Count every line in the data below where "University" occurs, then state that number and nothing more.

(Saved data entries)

------------------------

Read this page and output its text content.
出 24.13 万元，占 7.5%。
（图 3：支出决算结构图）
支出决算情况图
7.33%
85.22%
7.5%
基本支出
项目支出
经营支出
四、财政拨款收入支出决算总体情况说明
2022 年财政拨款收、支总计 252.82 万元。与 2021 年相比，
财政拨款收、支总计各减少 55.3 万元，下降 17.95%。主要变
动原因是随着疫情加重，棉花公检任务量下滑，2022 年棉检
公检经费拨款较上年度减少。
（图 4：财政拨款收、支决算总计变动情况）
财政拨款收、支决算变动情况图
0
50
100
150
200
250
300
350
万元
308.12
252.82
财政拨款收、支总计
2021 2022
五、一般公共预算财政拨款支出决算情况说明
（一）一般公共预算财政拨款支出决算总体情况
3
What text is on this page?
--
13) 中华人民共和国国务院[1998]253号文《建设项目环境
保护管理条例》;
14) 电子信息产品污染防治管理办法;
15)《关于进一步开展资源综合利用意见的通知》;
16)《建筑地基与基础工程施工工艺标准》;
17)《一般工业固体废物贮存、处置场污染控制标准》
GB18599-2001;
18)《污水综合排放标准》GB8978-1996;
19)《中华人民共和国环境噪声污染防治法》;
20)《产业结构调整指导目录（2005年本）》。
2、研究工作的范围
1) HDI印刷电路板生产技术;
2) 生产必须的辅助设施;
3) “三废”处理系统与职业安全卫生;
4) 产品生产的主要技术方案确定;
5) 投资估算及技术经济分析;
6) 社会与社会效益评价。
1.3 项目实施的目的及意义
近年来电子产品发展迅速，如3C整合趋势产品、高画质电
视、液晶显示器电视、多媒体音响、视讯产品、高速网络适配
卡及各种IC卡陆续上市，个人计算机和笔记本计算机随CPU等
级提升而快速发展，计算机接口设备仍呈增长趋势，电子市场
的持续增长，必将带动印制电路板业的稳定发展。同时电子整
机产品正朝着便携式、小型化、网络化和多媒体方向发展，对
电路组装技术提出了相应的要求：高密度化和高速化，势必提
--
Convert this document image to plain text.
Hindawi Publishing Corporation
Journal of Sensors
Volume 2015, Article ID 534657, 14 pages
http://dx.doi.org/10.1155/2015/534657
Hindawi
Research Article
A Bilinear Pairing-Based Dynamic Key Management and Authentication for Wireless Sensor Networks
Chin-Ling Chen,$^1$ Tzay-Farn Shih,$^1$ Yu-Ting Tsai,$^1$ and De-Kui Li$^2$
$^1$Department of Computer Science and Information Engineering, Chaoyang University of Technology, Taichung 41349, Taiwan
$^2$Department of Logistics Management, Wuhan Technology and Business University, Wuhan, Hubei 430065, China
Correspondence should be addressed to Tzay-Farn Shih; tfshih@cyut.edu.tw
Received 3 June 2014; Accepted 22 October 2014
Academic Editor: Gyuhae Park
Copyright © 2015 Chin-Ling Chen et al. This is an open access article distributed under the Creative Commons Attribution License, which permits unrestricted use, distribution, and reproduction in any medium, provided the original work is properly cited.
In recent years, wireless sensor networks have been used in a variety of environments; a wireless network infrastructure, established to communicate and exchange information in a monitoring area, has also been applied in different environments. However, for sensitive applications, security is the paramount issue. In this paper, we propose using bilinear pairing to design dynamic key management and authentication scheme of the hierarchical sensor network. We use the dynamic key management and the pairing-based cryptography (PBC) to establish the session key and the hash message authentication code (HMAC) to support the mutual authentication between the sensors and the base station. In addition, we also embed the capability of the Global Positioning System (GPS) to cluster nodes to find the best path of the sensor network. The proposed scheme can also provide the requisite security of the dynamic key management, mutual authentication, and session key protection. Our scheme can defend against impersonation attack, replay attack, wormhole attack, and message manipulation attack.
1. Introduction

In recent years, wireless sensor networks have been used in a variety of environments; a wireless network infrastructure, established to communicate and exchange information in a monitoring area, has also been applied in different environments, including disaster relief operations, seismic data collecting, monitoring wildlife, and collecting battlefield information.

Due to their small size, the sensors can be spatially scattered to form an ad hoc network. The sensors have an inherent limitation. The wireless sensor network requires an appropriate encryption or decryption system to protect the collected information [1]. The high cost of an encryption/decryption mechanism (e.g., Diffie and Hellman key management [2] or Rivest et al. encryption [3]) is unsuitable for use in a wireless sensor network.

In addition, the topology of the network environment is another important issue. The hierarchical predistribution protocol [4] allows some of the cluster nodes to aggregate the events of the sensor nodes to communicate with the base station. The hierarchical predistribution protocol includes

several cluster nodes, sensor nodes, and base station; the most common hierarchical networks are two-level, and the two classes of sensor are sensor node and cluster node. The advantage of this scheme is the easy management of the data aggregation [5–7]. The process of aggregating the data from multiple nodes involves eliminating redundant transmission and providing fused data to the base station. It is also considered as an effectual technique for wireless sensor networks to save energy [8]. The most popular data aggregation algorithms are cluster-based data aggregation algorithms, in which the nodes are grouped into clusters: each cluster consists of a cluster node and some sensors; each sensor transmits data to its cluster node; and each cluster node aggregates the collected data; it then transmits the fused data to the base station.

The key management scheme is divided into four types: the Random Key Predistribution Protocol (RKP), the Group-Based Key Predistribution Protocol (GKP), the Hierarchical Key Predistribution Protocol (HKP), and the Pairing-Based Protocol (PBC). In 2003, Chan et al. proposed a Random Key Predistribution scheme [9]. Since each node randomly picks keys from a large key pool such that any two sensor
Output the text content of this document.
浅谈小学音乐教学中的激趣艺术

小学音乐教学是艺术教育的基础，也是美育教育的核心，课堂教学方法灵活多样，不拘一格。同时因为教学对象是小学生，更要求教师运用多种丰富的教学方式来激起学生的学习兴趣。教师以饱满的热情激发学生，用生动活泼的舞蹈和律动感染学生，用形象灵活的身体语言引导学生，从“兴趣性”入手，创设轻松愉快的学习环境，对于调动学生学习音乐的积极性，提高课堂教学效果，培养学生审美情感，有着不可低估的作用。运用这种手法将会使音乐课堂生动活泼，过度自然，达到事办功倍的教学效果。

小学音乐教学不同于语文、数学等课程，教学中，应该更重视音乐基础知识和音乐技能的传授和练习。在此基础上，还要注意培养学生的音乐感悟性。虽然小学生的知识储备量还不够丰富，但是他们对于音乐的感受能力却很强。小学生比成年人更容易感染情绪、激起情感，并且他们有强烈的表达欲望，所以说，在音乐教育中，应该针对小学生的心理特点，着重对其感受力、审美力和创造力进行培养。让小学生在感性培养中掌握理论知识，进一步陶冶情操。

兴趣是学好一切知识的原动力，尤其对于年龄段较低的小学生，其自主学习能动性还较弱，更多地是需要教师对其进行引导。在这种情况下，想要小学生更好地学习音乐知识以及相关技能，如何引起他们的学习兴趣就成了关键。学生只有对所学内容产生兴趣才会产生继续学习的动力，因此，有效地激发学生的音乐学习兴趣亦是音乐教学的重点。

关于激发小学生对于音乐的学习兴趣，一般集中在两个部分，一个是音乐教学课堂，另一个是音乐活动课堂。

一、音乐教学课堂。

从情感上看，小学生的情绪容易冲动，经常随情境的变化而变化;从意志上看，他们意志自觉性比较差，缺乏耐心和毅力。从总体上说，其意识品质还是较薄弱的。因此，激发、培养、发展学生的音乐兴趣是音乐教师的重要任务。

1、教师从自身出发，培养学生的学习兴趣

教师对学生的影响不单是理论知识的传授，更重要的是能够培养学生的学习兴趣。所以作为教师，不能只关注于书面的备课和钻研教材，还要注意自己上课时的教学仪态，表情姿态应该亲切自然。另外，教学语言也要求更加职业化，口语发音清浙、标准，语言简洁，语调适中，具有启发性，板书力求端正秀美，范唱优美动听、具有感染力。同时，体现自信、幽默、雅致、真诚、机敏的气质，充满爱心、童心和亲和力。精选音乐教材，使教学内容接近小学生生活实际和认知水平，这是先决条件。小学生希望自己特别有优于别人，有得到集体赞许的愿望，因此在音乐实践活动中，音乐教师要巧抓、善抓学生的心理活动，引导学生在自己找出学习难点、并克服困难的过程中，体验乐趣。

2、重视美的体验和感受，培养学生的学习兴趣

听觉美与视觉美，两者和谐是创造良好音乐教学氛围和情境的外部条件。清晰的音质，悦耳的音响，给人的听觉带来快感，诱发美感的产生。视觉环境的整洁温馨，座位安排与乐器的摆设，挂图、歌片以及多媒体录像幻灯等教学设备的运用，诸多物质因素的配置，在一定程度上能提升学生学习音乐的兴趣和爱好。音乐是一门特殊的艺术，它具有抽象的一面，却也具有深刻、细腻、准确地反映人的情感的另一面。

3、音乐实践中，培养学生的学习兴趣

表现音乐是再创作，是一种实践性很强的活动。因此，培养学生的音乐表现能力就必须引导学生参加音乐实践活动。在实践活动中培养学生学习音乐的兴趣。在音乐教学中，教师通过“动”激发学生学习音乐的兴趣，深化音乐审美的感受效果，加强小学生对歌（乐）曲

------------------------

* WRITTEN SOLUTION: 2